## EXERCISE
Search the data for the string "النقي" and gather each line it is in.

+++ TASK MATERIAL

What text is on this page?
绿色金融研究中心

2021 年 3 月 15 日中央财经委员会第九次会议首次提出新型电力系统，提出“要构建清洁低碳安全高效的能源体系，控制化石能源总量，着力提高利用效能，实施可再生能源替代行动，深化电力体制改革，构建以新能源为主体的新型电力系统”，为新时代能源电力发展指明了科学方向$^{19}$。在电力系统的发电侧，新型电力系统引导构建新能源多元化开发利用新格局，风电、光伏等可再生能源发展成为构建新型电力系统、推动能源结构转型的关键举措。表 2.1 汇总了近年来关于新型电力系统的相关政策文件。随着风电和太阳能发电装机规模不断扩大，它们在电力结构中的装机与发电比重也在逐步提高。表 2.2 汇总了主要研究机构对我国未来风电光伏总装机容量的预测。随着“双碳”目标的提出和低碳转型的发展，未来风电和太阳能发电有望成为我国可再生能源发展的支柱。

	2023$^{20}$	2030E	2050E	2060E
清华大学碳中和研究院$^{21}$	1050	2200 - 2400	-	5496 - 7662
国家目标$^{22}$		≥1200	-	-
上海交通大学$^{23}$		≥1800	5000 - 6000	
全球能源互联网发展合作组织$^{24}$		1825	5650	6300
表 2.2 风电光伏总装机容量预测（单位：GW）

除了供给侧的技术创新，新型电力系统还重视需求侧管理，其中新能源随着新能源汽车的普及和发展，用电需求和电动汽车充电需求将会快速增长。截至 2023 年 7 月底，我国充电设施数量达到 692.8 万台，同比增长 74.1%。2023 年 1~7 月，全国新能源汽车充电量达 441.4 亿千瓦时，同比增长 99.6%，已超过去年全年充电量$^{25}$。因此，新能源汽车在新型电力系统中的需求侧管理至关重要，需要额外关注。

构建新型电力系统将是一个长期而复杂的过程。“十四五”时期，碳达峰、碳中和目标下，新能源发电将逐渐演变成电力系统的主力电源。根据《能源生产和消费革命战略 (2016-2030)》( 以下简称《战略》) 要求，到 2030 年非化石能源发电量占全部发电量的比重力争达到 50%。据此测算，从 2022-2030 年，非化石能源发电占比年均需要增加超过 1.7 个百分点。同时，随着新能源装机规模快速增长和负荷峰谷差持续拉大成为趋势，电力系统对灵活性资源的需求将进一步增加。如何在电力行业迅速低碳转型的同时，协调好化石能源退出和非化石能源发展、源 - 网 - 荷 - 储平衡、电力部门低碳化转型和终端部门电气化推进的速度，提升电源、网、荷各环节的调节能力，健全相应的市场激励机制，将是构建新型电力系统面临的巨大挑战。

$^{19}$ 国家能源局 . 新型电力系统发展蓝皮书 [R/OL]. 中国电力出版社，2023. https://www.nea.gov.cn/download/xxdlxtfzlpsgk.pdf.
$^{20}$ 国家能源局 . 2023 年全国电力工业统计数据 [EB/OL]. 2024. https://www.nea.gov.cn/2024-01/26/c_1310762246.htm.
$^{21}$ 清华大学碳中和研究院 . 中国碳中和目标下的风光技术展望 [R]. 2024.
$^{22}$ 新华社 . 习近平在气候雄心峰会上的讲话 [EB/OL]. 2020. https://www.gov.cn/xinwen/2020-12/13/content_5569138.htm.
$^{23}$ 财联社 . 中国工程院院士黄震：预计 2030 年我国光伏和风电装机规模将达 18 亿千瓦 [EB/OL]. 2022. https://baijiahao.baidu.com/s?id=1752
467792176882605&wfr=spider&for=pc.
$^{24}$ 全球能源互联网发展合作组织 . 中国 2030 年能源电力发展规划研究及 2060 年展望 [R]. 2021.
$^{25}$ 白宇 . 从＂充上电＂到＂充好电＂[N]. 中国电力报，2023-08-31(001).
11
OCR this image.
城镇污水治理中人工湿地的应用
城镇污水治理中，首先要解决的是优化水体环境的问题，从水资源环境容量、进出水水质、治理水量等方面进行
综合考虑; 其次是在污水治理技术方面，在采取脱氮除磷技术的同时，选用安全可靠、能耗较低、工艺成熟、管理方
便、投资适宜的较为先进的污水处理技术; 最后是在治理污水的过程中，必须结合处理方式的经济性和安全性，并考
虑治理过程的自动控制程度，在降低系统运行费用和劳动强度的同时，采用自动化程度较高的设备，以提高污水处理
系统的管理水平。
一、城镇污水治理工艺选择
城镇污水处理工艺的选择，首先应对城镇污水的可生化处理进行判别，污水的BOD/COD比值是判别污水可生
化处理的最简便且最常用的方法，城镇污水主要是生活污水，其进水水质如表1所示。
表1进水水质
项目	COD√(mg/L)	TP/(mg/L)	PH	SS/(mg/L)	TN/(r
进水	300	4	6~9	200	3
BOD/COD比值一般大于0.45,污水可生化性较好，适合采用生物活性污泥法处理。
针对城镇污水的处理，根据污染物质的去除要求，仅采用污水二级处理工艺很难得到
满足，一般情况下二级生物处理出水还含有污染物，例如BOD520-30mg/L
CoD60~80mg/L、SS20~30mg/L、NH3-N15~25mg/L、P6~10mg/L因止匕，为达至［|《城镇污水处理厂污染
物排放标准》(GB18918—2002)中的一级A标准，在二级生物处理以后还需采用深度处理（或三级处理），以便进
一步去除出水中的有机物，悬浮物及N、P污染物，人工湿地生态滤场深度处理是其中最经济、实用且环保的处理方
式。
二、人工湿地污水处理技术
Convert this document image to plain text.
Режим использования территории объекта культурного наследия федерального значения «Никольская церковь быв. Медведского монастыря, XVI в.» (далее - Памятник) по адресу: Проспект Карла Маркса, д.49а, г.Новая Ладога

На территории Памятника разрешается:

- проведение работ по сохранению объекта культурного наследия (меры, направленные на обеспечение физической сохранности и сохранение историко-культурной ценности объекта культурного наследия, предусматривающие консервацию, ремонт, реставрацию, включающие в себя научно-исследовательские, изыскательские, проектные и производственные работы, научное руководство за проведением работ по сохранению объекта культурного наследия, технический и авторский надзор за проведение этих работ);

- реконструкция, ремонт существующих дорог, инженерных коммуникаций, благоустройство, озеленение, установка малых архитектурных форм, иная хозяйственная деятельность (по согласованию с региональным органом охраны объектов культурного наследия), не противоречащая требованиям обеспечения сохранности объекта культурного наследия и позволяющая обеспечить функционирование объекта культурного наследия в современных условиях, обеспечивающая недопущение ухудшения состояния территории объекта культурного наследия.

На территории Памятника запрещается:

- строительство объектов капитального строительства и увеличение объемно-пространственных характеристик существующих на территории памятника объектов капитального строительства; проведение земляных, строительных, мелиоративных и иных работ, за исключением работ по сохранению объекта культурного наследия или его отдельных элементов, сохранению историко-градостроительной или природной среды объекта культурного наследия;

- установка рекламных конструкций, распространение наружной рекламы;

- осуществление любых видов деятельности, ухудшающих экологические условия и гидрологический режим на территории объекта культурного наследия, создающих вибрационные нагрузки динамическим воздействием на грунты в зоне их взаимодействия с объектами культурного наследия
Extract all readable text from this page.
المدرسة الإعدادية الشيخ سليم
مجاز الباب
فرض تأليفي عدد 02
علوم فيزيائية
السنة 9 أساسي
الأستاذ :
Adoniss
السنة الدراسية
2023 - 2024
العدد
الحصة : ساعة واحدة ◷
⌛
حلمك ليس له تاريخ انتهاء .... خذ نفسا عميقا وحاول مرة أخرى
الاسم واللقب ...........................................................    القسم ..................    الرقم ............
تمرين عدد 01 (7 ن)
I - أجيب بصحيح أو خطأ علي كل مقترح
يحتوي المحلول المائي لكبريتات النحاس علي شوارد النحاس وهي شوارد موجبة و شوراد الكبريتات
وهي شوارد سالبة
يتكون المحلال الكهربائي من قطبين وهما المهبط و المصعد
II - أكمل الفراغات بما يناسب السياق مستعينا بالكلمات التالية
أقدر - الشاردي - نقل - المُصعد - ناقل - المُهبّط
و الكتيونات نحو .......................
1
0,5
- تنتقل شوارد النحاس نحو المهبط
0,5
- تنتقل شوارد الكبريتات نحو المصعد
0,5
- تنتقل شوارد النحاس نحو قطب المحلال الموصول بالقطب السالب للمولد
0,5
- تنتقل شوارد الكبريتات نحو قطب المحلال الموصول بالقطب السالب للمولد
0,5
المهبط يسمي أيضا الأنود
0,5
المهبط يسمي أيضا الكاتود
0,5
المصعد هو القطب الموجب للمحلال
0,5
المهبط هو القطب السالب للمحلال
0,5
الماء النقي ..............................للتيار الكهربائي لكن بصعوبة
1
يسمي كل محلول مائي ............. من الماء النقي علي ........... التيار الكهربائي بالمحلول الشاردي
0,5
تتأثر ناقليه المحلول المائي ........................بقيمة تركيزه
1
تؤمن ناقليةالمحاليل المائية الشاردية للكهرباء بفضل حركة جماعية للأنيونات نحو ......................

++++++

## ANSWER TO THE PROBLEM
الماء النقي ..............................للتيار الكهربائي لكن بصعوبة
يسمي كل محلول مائي ............. من الماء النقي علي ........... التيار الكهربائي بالمحلول الشاردي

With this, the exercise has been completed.